• [Description of the task]:
Copy out all of the material, matching it word for word.

• [Material to process]:
◇ ◇ ◇ ◇ ◇
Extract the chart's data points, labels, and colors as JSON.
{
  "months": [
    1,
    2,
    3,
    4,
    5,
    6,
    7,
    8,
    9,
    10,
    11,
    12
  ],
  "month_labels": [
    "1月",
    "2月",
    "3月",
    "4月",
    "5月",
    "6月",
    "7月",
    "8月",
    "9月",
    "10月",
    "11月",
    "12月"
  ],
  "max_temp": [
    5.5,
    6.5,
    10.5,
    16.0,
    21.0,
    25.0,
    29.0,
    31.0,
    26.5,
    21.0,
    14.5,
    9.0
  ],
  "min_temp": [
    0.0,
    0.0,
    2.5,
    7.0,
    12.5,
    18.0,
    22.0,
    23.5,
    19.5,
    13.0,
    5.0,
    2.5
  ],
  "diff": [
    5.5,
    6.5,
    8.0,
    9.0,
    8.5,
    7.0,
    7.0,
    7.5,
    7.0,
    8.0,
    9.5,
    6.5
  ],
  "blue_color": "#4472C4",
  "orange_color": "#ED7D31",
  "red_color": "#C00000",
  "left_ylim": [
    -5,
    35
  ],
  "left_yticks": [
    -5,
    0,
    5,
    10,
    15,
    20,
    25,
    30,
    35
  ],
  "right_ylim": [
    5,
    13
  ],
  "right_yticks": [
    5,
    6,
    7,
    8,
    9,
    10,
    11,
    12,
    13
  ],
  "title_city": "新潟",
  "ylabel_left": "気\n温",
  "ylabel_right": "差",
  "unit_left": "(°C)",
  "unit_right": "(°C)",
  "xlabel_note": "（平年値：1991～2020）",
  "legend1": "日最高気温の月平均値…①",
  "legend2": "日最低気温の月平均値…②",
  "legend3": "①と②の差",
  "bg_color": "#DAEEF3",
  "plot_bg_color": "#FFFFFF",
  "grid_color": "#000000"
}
◇ ◇ ◇ ◇ ◇
• [Reply]:
Extract the chart's data points, labels, and colors as JSON.
{
  "months": [
    1,
    2,
    3,
    4,
    5,
    6,
    7,
    8,
    9,
    10,
    11,
    12
  ],
  "month_labels": [
    "1月",
    "2月",
    "3月",
    "4月",
    "5月",
    "6月",
    "7月",
    "8月",
    "9月",
    "10月",
    "11月",
    "12月"
  ],
  "max_temp": [
    5.5,
    6.5,
    10.5,
    16.0,
    21.0,
    25.0,
    29.0,
    31.0,
    26.5,
    21.0,
    14.5,
    9.0
  ],
  "min_temp": [
    0.0,
    0.0,
    2.5,
    7.0,
    12.5,
    18.0,
    22.0,
    23.5,
    19.5,
    13.0,
    5.0,
    2.5
  ],
  "diff": [
    5.5,
    6.5,
    8.0,
    9.0,
    8.5,
    7.0,
    7.0,
    7.5,
    7.0,
    8.0,
    9.5,
    6.5
  ],
  "blue_color": "#4472C4",
  "orange_color": "#ED7D31",
  "red_color": "#C00000",
  "left_ylim": [
    -5,
    35
  ],
  "left_yticks": [
    -5,
    0,
    5,
    10,
    15,
    20,
    25,
    30,
    35
  ],
  "right_ylim": [
    5,
    13
  ],
  "right_yticks": [
    5,
    6,
    7,
    8,
    9,
    10,
    11,
    12,
    13
  ],
  "title_city": "新潟",
  "ylabel_left": "気\n温",
  "ylabel_right": "差",
  "unit_left": "(°C)",
  "unit_right": "(°C)",
  "xlabel_note": "（平年値：1991～2020）",
  "legend1": "日最高気温の月平均値…①",
  "legend2": "日最低気温の月平均値…②",
  "legend3": "①と②の差",
  "bg_color": "#DAEEF3",
  "plot_bg_color": "#FFFFFF",
  "grid_color": "#000000"
}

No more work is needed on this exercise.